BEGIN SUPPLIED DATA
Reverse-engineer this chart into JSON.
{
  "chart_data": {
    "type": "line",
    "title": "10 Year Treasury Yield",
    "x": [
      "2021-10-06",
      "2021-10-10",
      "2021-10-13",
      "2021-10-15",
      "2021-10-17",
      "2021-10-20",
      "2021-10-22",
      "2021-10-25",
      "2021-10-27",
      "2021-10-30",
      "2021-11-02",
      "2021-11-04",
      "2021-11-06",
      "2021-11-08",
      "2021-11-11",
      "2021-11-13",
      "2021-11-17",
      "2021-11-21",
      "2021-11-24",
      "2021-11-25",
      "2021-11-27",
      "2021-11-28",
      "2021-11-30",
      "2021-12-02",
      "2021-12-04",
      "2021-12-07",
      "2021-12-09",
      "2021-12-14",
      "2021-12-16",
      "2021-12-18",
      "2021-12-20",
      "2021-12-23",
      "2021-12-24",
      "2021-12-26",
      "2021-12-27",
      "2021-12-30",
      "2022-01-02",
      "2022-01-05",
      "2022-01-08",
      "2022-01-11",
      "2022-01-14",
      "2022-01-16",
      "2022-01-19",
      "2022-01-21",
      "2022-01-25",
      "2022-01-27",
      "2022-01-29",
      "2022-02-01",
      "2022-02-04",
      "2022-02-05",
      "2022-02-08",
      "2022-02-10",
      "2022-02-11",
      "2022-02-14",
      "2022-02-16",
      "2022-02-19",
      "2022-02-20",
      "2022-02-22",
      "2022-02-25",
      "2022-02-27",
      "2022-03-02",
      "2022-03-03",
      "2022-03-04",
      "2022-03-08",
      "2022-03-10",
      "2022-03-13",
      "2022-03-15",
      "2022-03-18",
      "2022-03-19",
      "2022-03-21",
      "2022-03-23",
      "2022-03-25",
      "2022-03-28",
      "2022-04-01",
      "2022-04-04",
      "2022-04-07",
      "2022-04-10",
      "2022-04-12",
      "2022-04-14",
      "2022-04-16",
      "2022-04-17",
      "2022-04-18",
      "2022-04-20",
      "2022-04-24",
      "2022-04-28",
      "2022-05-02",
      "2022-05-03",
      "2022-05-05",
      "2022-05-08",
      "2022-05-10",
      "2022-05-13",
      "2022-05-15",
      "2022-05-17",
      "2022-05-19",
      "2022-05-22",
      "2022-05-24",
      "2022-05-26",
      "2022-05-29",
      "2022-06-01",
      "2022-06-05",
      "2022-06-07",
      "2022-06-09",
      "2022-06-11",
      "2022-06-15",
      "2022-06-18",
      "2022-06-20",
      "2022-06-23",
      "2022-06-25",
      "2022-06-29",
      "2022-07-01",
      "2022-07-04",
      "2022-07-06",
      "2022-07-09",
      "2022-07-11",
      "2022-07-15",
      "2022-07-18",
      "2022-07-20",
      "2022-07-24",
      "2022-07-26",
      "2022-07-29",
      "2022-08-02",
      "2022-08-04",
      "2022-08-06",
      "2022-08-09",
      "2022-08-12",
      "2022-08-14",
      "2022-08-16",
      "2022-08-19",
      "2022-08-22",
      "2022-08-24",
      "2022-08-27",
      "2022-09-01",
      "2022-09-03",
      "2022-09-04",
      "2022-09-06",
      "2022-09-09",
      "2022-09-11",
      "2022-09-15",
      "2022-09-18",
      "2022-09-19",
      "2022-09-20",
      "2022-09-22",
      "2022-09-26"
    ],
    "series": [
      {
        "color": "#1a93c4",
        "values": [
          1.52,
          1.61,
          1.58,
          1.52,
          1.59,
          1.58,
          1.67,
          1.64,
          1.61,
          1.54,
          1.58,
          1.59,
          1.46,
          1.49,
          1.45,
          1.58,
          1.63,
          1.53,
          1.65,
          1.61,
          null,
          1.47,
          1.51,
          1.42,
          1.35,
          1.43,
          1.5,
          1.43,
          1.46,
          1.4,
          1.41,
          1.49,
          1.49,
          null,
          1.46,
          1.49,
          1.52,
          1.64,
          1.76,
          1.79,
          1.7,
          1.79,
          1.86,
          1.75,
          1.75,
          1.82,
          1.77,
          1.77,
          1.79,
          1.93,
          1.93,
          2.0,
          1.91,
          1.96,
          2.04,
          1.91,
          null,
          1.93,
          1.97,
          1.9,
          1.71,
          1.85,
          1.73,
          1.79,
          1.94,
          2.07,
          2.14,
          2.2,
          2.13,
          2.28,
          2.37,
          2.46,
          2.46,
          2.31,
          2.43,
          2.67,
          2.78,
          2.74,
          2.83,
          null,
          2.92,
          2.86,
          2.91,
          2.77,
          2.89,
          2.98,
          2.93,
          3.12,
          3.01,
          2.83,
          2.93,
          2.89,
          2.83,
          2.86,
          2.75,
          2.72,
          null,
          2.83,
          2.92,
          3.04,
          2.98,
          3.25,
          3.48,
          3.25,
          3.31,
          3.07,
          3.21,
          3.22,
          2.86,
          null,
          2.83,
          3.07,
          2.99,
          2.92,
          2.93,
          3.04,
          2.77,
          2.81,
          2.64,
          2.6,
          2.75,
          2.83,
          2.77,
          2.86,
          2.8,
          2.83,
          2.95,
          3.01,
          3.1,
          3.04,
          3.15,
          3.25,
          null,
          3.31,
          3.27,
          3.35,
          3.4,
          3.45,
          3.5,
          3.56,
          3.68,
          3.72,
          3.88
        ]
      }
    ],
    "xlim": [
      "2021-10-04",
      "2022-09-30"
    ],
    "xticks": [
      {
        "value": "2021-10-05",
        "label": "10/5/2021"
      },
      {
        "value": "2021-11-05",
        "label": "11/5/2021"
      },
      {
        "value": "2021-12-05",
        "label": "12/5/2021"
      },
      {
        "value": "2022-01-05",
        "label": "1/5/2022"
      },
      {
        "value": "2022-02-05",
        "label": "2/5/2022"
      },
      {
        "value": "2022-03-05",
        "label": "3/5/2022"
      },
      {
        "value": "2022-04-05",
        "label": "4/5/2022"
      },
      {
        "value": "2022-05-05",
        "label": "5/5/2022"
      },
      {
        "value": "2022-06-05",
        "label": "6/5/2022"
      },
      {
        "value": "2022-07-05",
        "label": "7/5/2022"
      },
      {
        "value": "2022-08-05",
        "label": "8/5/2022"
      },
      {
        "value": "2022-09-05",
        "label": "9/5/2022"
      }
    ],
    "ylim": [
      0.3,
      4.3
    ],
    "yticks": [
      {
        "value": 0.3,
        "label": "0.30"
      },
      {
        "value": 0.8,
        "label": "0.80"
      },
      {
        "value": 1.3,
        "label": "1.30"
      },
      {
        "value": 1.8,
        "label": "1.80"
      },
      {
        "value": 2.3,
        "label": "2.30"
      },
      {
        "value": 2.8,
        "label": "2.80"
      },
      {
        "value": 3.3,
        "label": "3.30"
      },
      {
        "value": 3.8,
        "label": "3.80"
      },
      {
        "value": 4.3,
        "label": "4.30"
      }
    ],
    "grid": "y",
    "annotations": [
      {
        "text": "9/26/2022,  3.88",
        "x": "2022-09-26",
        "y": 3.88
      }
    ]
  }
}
END SUPPLIED DATA
### YOUR OBJECTIVE
Please reproduce each line exactly as written.

### SOLVED EXERCISE
Reverse-engineer this chart into JSON.
{
  "chart_data": {
    "type": "line",
    "title": "10 Year Treasury Yield",
    "x": [
      "2021-10-06",
      "2021-10-10",
      "2021-10-13",
      "2021-10-15",
      "2021-10-17",
      "2021-10-20",
      "2021-10-22",
      "2021-10-25",
      "2021-10-27",
      "2021-10-30",
      "2021-11-02",
      "2021-11-04",
      "2021-11-06",
      "2021-11-08",
      "2021-11-11",
      "2021-11-13",
      "2021-11-17",
      "2021-11-21",
      "2021-11-24",
      "2021-11-25",
      "2021-11-27",
      "2021-11-28",
      "2021-11-30",
      "2021-12-02",
      "2021-12-04",
      "2021-12-07",
      "2021-12-09",
      "2021-12-14",
      "2021-12-16",
      "2021-12-18",
      "2021-12-20",
      "2021-12-23",
      "2021-12-24",
      "2021-12-26",
      "2021-12-27",
      "2021-12-30",
      "2022-01-02",
      "2022-01-05",
      "2022-01-08",
      "2022-01-11",
      "2022-01-14",
      "2022-01-16",
      "2022-01-19",
      "2022-01-21",
      "2022-01-25",
      "2022-01-27",
      "2022-01-29",
      "2022-02-01",
      "2022-02-04",
      "2022-02-05",
      "2022-02-08",
      "2022-02-10",
      "2022-02-11",
      "2022-02-14",
      "2022-02-16",
      "2022-02-19",
      "2022-02-20",
      "2022-02-22",
      "2022-02-25",
      "2022-02-27",
      "2022-03-02",
      "2022-03-03",
      "2022-03-04",
      "2022-03-08",
      "2022-03-10",
      "2022-03-13",
      "2022-03-15",
      "2022-03-18",
      "2022-03-19",
      "2022-03-21",
      "2022-03-23",
      "2022-03-25",
      "2022-03-28",
      "2022-04-01",
      "2022-04-04",
      "2022-04-07",
      "2022-04-10",
      "2022-04-12",
      "2022-04-14",
      "2022-04-16",
      "2022-04-17",
      "2022-04-18",
      "2022-04-20",
      "2022-04-24",
      "2022-04-28",
      "2022-05-02",
      "2022-05-03",
      "2022-05-05",
      "2022-05-08",
      "2022-05-10",
      "2022-05-13",
      "2022-05-15",
      "2022-05-17",
      "2022-05-19",
      "2022-05-22",
      "2022-05-24",
      "2022-05-26",
      "2022-05-29",
      "2022-06-01",
      "2022-06-05",
      "2022-06-07",
      "2022-06-09",
      "2022-06-11",
      "2022-06-15",
      "2022-06-18",
      "2022-06-20",
      "2022-06-23",
      "2022-06-25",
      "2022-06-29",
      "2022-07-01",
      "2022-07-04",
      "2022-07-06",
      "2022-07-09",
      "2022-07-11",
      "2022-07-15",
      "2022-07-18",
      "2022-07-20",
      "2022-07-24",
      "2022-07-26",
      "2022-07-29",
      "2022-08-02",
      "2022-08-04",
      "2022-08-06",
      "2022-08-09",
      "2022-08-12",
      "2022-08-14",
      "2022-08-16",
      "2022-08-19",
      "2022-08-22",
      "2022-08-24",
      "2022-08-27",
      "2022-09-01",
      "2022-09-03",
      "2022-09-04",
      "2022-09-06",
      "2022-09-09",
      "2022-09-11",
      "2022-09-15",
      "2022-09-18",
      "2022-09-19",
      "2022-09-20",
      "2022-09-22",
      "2022-09-26"
    ],
    "series": [
      {
        "color": "#1a93c4",
        "values": [
          1.52,
          1.61,
          1.58,
          1.52,
          1.59,
          1.58,
          1.67,
          1.64,
          1.61,
          1.54,
          1.58,
          1.59,
          1.46,
          1.49,
          1.45,
          1.58,
          1.63,
          1.53,
          1.65,
          1.61,
          null,
          1.47,
          1.51,
          1.42,
          1.35,
          1.43,
          1.5,
          1.43,
          1.46,
          1.4,
          1.41,
          1.49,
          1.49,
          null,
          1.46,
          1.49,
          1.52,
          1.64,
          1.76,
          1.79,
          1.7,
          1.79,
          1.86,
          1.75,
          1.75,
          1.82,
          1.77,
          1.77,
          1.79,
          1.93,
          1.93,
          2.0,
          1.91,
          1.96,
          2.04,
          1.91,
          null,
          1.93,
          1.97,
          1.9,
          1.71,
          1.85,
          1.73,
          1.79,
          1.94,
          2.07,
          2.14,
          2.2,
          2.13,
          2.28,
          2.37,
          2.46,
          2.46,
          2.31,
          2.43,
          2.67,
          2.78,
          2.74,
          2.83,
          null,
          2.92,
          2.86,
          2.91,
          2.77,
          2.89,
          2.98,
          2.93,
          3.12,
          3.01,
          2.83,
          2.93,
          2.89,
          2.83,
          2.86,
          2.75,
          2.72,
          null,
          2.83,
          2.92,
          3.04,
          2.98,
          3.25,
          3.48,
          3.25,
          3.31,
          3.07,
          3.21,
          3.22,
          2.86,
          null,
          2.83,
          3.07,
          2.99,
          2.92,
          2.93,
          3.04,
          2.77,
          2.81,
          2.64,
          2.6,
          2.75,
          2.83,
          2.77,
          2.86,
          2.8,
          2.83,
          2.95,
          3.01,
          3.1,
          3.04,
          3.15,
          3.25,
          null,
          3.31,
          3.27,
          3.35,
          3.4,
          3.45,
          3.5,
          3.56,
          3.68,
          3.72,
          3.88
        ]
      }
    ],
    "xlim": [
      "2021-10-04",
      "2022-09-30"
    ],
    "xticks": [
      {
        "value": "2021-10-05",
        "label": "10/5/2021"
      },
      {
        "value": "2021-11-05",
        "label": "11/5/2021"
      },
      {
        "value": "2021-12-05",
        "label": "12/5/2021"
      },
      {
        "value": "2022-01-05",
        "label": "1/5/2022"
      },
      {
        "value": "2022-02-05",
        "label": "2/5/2022"
      },
      {
        "value": "2022-03-05",
        "label": "3/5/2022"
      },
      {
        "value": "2022-04-05",
        "label": "4/5/2022"
      },
      {
        "value": "2022-05-05",
        "label": "5/5/2022"
      },
      {
        "value": "2022-06-05",
        "label": "6/5/2022"
      },
      {
        "value": "2022-07-05",
        "label": "7/5/2022"
      },
      {
        "value": "2022-08-05",
        "label": "8/5/2022"
      },
      {
        "value": "2022-09-05",
        "label": "9/5/2022"
      }
    ],
    "ylim": [
      0.3,
      4.3
    ],
    "yticks": [
      {
        "value": 0.3,
        "label": "0.30"
      },
      {
        "value": 0.8,
        "label": "0.80"
      },
      {
        "value": 1.3,
        "label": "1.30"
      },
      {
        "value": 1.8,
        "label": "1.80"
      },
      {
        "value": 2.3,
        "label": "2.30"
      },
      {
        "value": 2.8,
        "label": "2.80"
      },
      {
        "value": 3.3,
        "label": "3.30"
      },
      {
        "value": 3.8,
        "label": "3.80"
      },
      {
        "value": 4.3,
        "label": "4.30"
      }
    ],
    "grid": "y",
    "annotations": [
      {
        "text": "9/26/2022,  3.88",
        "x": "2022-09-26",
        "y": 3.88
      }
    ]
  }
}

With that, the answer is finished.